- Goal -
Find the lines holding the string "letter" in the data, then copy all of them.
▼▼▼
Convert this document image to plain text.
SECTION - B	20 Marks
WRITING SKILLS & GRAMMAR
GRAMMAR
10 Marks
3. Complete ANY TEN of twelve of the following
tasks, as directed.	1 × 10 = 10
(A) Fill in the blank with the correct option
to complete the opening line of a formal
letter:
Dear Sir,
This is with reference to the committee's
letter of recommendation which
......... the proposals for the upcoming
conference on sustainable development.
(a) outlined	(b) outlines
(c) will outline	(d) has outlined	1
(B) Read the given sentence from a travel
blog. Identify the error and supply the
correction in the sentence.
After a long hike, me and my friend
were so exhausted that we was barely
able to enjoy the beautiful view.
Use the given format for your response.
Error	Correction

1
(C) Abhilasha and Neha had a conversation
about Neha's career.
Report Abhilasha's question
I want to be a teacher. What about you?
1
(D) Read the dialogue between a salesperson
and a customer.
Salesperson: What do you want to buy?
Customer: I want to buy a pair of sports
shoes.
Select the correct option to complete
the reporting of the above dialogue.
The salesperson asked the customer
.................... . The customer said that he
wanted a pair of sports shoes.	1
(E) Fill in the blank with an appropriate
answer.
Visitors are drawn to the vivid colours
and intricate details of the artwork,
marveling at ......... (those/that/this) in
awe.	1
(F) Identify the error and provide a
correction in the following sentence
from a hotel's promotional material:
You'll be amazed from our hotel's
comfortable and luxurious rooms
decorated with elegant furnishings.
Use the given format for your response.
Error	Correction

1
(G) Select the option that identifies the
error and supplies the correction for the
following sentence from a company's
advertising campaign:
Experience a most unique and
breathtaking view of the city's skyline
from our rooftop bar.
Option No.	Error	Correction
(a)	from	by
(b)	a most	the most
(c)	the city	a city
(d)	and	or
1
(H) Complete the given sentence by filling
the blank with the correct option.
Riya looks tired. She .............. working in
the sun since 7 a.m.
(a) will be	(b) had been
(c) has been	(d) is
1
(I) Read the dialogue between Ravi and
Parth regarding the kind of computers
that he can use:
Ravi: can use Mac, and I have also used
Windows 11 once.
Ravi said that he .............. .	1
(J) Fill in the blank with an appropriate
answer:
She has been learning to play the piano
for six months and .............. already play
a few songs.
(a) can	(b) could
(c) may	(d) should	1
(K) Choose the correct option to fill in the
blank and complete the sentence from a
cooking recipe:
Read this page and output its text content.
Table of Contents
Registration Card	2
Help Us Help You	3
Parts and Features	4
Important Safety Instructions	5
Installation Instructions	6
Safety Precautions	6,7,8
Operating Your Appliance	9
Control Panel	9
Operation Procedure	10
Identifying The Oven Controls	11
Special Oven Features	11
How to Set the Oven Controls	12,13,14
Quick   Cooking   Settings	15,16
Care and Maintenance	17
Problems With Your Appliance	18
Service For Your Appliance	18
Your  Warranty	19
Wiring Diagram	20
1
▲▲▲
- In response -
letter:
letter of recommendation which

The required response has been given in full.